__Data provided__:
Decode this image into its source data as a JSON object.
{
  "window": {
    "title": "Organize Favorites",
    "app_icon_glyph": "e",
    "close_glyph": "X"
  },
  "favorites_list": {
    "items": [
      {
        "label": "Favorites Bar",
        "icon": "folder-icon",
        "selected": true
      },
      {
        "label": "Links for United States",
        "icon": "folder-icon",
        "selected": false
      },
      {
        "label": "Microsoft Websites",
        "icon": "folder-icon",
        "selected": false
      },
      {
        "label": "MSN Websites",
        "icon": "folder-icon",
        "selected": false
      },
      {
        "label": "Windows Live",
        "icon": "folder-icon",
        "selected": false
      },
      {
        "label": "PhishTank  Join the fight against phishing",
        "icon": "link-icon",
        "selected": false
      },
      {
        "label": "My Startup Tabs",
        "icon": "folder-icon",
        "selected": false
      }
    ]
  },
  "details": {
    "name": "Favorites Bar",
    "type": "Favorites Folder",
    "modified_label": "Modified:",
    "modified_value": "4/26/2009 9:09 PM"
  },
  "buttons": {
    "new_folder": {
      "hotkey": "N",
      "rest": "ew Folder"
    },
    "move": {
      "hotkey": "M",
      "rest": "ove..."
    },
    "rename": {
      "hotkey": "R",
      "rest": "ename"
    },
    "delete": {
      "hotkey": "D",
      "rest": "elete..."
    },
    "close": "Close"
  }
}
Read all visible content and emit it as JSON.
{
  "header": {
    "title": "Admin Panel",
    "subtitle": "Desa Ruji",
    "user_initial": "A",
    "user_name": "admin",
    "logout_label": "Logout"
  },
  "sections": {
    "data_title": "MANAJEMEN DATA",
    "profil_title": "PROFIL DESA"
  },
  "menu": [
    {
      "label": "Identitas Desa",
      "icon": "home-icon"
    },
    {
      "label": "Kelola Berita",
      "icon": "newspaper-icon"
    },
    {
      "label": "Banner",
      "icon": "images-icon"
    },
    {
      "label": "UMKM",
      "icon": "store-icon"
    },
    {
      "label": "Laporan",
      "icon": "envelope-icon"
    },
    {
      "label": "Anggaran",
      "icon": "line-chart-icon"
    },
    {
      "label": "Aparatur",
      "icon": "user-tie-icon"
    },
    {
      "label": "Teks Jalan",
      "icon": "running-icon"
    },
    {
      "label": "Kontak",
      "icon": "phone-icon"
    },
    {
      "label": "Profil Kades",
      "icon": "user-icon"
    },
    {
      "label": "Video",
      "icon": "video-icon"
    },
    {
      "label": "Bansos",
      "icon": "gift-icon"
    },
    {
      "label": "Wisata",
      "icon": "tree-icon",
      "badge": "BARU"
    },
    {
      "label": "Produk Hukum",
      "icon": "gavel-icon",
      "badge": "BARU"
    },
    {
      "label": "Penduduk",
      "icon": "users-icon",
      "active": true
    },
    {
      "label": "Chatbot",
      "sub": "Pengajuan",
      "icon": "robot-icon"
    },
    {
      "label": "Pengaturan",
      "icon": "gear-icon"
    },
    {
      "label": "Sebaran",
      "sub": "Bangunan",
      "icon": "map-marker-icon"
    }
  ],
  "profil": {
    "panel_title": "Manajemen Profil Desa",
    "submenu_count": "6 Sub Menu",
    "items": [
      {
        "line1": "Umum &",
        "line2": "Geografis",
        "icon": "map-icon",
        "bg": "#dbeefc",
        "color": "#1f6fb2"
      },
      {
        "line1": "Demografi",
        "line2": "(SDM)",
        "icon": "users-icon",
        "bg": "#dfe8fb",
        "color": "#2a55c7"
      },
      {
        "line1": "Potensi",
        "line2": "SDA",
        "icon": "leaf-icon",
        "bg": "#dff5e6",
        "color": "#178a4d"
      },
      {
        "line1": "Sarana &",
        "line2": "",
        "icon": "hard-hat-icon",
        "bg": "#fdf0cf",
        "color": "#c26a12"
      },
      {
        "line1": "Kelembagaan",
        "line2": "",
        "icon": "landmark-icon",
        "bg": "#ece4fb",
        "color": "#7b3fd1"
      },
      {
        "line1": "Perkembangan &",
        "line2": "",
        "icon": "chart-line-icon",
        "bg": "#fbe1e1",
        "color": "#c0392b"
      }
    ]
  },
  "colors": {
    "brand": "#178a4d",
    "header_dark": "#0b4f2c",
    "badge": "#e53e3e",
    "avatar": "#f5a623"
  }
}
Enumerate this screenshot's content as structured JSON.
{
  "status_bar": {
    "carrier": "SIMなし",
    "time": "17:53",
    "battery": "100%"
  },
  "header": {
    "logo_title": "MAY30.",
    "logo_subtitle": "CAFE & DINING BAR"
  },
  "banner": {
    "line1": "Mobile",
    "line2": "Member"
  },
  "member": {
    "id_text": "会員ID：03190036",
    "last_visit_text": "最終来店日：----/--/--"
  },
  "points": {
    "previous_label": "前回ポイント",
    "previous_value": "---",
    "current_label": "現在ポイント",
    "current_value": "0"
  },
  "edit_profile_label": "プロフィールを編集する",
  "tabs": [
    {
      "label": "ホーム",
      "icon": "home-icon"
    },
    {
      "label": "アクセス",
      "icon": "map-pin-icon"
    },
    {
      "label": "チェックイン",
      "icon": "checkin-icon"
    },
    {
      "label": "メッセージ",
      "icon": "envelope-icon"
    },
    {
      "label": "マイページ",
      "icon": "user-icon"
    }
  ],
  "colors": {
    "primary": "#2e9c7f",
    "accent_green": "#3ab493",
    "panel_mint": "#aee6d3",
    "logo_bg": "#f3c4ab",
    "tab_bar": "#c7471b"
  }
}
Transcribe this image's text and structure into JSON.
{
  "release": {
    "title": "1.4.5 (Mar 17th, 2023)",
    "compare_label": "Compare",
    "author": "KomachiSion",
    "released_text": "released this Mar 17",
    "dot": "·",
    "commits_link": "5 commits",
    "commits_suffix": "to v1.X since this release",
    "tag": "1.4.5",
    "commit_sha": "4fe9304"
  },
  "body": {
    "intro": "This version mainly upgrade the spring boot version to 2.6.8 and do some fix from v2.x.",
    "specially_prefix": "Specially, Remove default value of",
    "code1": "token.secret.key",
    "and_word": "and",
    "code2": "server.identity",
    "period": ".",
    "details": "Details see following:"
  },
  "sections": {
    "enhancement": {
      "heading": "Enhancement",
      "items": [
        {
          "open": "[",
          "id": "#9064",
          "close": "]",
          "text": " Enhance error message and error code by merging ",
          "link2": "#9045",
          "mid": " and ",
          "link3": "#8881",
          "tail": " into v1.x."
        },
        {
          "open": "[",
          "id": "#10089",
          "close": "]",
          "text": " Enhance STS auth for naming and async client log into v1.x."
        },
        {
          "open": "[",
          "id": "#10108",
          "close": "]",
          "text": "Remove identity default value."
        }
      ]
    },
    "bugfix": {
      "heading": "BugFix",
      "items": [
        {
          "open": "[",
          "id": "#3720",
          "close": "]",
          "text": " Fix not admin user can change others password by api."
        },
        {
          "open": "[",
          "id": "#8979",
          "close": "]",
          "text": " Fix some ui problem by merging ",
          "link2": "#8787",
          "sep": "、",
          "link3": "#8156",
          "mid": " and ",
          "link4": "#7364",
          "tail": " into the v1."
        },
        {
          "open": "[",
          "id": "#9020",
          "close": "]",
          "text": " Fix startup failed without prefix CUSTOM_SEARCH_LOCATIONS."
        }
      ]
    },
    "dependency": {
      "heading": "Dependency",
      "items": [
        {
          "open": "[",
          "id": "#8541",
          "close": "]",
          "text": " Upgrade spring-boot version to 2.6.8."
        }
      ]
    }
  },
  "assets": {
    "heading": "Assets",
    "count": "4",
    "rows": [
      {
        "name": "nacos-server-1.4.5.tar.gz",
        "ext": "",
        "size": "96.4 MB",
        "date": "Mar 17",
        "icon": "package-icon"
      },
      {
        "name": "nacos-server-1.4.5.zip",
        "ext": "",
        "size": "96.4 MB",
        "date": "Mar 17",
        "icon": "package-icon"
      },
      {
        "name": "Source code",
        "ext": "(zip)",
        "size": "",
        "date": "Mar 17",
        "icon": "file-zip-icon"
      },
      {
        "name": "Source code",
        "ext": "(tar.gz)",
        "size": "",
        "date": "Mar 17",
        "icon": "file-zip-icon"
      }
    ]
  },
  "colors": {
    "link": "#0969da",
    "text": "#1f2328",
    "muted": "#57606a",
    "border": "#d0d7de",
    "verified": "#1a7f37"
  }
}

__Goal__: Show every line where the string "heading" appears.

__The output__:
      "heading": "Enhancement",
      "heading": "BugFix",
      "heading": "Dependency",
    "heading": "Assets",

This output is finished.